▶ Given exercise:
Please pull out every line that includes the string "Shallow".

Structured figure records
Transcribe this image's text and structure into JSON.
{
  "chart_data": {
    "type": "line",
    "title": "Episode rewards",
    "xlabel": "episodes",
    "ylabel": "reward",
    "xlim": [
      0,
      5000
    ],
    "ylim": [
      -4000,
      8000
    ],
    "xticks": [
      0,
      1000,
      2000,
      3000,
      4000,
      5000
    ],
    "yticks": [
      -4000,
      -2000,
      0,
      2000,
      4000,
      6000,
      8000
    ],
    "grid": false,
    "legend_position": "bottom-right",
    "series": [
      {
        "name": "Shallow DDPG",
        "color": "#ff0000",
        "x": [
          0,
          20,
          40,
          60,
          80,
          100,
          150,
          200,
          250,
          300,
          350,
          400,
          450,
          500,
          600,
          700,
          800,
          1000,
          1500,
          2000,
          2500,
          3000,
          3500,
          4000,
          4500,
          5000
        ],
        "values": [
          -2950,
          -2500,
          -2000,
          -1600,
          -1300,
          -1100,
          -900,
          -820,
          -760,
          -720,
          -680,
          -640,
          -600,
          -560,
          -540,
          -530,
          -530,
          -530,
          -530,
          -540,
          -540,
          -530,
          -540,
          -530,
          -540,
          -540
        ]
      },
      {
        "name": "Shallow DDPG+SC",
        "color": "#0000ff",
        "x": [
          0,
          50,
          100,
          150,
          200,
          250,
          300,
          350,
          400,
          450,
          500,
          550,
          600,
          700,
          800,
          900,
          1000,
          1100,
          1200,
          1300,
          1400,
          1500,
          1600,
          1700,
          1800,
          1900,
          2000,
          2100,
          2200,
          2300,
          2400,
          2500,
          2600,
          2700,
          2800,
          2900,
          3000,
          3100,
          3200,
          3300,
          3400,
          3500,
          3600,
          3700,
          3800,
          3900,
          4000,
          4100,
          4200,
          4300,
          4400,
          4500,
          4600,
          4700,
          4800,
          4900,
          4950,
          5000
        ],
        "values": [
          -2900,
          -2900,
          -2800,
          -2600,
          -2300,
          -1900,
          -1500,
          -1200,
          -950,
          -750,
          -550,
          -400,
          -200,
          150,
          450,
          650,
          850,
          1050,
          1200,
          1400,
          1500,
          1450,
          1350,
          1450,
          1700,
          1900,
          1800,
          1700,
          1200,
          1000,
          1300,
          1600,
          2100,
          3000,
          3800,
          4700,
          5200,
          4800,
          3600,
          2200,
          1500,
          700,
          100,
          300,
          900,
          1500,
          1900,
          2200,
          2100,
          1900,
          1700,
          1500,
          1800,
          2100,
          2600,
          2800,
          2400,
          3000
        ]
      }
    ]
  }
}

▶ Result of the exercise:
        "name": "Shallow DDPG",
        "name": "Shallow DDPG+SC",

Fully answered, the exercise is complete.